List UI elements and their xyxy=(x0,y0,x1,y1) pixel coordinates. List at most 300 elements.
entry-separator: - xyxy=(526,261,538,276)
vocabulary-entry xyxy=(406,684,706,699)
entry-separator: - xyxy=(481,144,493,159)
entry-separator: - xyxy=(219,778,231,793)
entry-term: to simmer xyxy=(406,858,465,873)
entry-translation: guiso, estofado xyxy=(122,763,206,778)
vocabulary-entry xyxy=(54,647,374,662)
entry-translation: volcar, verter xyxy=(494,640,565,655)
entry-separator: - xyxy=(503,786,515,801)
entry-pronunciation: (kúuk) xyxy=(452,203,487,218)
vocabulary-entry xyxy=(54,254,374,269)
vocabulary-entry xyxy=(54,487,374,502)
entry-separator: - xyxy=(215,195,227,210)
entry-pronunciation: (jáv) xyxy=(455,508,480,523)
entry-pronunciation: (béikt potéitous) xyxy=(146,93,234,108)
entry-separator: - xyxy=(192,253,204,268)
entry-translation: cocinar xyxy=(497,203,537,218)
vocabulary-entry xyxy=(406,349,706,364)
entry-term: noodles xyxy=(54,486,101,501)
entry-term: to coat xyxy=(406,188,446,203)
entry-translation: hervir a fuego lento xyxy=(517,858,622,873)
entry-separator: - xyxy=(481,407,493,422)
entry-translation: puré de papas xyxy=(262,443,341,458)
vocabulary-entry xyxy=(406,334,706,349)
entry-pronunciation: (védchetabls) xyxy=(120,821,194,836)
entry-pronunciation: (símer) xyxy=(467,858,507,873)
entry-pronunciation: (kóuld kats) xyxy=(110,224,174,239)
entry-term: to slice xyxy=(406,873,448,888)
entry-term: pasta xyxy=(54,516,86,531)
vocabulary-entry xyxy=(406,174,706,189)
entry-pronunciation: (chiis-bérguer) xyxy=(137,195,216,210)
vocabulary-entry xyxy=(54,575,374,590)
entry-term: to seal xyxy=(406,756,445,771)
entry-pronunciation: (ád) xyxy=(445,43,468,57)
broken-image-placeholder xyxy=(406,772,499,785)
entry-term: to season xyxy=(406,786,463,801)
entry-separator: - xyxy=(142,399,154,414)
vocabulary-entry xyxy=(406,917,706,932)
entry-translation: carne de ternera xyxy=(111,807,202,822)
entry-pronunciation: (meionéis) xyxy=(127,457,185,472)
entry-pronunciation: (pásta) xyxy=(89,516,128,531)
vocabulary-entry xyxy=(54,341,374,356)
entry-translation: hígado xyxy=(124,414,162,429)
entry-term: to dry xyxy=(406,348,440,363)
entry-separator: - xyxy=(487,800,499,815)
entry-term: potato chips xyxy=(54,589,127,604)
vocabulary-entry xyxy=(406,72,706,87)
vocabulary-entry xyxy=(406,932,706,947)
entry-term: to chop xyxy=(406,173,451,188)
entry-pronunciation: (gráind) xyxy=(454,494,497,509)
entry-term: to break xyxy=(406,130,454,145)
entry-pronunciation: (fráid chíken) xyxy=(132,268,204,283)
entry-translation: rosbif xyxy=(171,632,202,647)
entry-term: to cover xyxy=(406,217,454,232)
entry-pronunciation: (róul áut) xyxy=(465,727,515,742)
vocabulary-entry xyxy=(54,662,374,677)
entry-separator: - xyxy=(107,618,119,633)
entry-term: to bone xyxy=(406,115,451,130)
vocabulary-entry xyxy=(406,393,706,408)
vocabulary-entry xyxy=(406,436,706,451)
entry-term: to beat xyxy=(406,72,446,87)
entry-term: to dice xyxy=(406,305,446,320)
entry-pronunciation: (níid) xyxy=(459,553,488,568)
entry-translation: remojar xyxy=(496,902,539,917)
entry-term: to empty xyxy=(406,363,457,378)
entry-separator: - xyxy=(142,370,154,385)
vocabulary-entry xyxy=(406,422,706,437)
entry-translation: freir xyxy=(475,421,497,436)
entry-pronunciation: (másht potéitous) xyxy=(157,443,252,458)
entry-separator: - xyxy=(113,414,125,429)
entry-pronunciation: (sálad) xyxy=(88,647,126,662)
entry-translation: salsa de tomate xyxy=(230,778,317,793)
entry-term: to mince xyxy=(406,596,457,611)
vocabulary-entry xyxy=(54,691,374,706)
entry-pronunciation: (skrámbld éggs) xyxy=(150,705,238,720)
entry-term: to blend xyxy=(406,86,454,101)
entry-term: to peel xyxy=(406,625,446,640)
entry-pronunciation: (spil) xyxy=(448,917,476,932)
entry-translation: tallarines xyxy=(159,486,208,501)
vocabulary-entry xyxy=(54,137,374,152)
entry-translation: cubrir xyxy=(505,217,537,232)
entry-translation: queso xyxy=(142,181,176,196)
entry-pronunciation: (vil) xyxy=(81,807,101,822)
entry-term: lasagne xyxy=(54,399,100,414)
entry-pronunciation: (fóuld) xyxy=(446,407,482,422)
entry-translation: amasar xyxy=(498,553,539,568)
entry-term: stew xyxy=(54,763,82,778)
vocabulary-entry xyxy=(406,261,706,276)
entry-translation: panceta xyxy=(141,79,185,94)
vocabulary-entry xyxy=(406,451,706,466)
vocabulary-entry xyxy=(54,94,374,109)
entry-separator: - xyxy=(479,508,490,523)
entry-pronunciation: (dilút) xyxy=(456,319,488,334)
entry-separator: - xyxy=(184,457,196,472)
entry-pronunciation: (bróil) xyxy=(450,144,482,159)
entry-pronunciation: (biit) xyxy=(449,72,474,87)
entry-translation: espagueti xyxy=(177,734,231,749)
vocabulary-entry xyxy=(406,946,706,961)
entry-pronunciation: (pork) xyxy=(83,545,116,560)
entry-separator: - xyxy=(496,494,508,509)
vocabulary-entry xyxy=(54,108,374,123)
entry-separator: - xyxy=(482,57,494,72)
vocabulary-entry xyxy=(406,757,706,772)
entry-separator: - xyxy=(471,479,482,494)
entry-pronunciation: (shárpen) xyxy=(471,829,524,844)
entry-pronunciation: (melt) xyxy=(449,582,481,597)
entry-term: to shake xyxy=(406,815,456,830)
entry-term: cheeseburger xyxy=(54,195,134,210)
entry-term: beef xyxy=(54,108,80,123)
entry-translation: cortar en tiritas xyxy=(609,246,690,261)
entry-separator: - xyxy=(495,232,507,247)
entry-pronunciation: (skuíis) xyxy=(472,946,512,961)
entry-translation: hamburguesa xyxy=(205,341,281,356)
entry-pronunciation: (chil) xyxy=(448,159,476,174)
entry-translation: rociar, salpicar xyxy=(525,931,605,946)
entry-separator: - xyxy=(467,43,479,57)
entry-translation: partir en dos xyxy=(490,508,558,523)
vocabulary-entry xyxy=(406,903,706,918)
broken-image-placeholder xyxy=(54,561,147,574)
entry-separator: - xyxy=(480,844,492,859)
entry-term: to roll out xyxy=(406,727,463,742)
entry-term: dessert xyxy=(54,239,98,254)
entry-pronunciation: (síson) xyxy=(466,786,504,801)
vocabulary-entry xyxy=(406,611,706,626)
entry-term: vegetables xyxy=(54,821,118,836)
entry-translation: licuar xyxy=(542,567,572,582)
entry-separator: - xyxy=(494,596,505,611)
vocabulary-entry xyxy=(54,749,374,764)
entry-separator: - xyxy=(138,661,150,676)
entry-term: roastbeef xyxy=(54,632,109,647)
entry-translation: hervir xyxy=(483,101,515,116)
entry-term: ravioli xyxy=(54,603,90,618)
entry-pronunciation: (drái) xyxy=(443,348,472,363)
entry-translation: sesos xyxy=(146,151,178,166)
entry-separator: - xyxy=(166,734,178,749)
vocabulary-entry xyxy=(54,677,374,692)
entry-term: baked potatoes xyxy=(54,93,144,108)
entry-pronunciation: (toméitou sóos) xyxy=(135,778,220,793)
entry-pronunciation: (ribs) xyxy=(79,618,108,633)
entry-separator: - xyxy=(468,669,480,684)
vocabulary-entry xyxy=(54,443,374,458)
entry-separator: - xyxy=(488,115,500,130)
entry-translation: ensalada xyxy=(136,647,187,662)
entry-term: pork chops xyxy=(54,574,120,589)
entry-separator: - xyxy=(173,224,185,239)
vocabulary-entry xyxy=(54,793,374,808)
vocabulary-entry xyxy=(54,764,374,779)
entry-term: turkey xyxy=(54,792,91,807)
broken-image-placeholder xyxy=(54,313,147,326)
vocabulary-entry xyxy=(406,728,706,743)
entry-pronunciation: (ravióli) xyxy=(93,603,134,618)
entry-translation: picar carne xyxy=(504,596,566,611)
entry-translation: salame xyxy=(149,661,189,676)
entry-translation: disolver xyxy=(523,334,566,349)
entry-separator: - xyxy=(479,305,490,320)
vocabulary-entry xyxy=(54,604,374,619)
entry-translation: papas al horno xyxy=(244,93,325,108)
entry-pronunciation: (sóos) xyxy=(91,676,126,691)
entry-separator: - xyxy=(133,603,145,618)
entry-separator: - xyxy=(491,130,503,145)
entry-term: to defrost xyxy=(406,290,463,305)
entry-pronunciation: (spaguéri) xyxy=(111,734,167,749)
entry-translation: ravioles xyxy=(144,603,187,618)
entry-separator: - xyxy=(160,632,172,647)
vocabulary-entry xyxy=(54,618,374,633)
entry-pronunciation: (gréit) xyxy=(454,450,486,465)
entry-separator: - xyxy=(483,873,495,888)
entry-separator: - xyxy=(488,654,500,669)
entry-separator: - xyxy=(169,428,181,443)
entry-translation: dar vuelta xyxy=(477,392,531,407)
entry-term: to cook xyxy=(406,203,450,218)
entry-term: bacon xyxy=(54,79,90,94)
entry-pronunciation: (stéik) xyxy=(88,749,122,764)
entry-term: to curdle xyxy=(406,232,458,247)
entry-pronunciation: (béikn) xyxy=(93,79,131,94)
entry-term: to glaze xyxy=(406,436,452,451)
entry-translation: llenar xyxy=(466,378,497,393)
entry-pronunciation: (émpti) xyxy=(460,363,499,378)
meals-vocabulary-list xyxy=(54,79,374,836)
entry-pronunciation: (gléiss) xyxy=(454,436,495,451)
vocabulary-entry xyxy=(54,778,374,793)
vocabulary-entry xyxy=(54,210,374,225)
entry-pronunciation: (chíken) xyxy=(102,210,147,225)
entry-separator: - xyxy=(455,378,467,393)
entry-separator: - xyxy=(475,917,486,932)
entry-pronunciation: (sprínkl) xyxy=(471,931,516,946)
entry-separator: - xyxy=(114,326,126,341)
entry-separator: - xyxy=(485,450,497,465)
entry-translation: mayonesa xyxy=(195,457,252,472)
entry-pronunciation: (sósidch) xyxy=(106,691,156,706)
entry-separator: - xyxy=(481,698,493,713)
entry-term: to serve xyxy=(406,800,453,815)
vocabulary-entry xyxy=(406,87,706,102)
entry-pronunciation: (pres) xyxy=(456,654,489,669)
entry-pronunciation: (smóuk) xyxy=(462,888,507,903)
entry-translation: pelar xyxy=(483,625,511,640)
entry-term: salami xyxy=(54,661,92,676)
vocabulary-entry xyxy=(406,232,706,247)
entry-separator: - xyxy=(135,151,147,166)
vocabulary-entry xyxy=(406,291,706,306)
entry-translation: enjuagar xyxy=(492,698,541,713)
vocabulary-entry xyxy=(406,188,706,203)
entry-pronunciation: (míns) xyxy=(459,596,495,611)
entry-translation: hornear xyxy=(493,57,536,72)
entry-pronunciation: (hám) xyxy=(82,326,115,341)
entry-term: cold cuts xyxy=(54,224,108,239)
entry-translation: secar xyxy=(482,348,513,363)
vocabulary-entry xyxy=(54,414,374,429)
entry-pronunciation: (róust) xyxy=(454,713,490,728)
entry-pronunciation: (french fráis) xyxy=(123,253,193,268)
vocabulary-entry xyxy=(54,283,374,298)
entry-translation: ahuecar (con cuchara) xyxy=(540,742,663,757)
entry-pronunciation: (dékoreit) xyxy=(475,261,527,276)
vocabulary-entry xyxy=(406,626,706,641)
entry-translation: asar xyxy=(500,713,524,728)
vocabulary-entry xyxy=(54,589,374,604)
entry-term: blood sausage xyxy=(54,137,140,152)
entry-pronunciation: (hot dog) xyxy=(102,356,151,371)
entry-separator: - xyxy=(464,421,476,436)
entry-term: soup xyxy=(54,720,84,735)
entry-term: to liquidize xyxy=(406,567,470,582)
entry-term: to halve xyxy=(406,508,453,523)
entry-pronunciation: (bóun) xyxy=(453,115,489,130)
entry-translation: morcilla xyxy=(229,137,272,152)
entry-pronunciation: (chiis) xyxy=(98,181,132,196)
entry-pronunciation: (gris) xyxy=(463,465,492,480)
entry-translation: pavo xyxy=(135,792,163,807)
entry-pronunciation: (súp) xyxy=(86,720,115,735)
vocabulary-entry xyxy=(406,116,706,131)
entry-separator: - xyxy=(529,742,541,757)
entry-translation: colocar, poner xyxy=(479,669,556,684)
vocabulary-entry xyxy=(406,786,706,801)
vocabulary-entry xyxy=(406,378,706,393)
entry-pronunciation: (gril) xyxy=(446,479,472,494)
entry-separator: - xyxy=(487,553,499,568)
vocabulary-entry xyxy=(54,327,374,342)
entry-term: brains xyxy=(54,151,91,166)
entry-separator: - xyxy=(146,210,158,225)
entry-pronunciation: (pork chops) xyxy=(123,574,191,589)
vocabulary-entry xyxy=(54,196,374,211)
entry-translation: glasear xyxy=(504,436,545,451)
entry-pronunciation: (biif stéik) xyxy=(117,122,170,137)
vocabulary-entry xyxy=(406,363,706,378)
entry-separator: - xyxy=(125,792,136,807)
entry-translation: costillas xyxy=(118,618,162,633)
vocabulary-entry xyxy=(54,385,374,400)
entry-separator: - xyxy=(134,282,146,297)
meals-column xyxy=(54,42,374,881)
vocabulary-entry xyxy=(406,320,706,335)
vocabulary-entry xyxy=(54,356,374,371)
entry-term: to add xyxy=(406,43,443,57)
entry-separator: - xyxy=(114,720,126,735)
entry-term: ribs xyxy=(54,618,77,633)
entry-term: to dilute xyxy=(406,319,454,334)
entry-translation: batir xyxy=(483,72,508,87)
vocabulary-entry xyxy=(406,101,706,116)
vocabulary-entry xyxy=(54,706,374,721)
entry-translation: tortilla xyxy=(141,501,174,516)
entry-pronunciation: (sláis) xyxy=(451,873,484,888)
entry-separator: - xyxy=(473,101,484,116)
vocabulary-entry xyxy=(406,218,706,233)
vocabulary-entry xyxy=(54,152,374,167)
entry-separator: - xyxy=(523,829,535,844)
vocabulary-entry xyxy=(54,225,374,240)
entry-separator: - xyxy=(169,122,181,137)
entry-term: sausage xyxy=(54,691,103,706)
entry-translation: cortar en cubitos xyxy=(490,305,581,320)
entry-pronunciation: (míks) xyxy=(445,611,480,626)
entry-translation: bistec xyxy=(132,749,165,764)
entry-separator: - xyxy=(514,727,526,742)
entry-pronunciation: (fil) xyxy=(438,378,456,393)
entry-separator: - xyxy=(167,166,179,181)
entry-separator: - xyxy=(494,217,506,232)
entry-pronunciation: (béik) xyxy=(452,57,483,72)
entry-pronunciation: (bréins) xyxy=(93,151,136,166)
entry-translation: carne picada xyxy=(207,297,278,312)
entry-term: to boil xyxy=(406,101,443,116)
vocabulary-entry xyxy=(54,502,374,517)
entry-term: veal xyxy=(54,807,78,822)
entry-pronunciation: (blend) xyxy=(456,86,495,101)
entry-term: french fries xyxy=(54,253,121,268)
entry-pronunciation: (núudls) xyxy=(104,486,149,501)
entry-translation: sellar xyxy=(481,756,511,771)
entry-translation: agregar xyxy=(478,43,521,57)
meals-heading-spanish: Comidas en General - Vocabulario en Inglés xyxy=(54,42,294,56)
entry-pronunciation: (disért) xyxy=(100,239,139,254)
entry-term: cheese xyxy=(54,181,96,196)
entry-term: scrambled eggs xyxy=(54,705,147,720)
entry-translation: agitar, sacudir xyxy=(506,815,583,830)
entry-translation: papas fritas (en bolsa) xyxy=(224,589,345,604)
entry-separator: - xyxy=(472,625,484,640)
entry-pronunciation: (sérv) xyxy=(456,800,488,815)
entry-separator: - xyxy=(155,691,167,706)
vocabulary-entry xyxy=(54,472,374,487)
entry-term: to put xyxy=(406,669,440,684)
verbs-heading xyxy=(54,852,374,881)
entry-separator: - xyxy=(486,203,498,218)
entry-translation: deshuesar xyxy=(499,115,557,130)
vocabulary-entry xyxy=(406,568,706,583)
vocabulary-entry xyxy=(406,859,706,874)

※ ※ ※

### Stated goal:
From the start of the records through the line containing "entry-separator: - xyxy=(215,195,227,210)", switch "vocabulary-entry" to "glossary-entry" and give those lines again with nothing else changed.

### Correct response:
List UI elements and their xyxy=(x0,y0,x1,y1) pixel coordinates. List at most 300 elements.
entry-separator: - xyxy=(526,261,538,276)
glossary-entry xyxy=(406,684,706,699)
entry-separator: - xyxy=(481,144,493,159)
entry-separator: - xyxy=(219,778,231,793)
entry-term: to simmer xyxy=(406,858,465,873)
entry-translation: guiso, estofado xyxy=(122,763,206,778)
glossary-entry xyxy=(54,647,374,662)
entry-translation: volcar, verter xyxy=(494,640,565,655)
entry-separator: - xyxy=(503,786,515,801)
entry-pronunciation: (kúuk) xyxy=(452,203,487,218)
glossary-entry xyxy=(54,254,374,269)
glossary-entry xyxy=(54,487,374,502)
entry-separator: - xyxy=(215,195,227,210)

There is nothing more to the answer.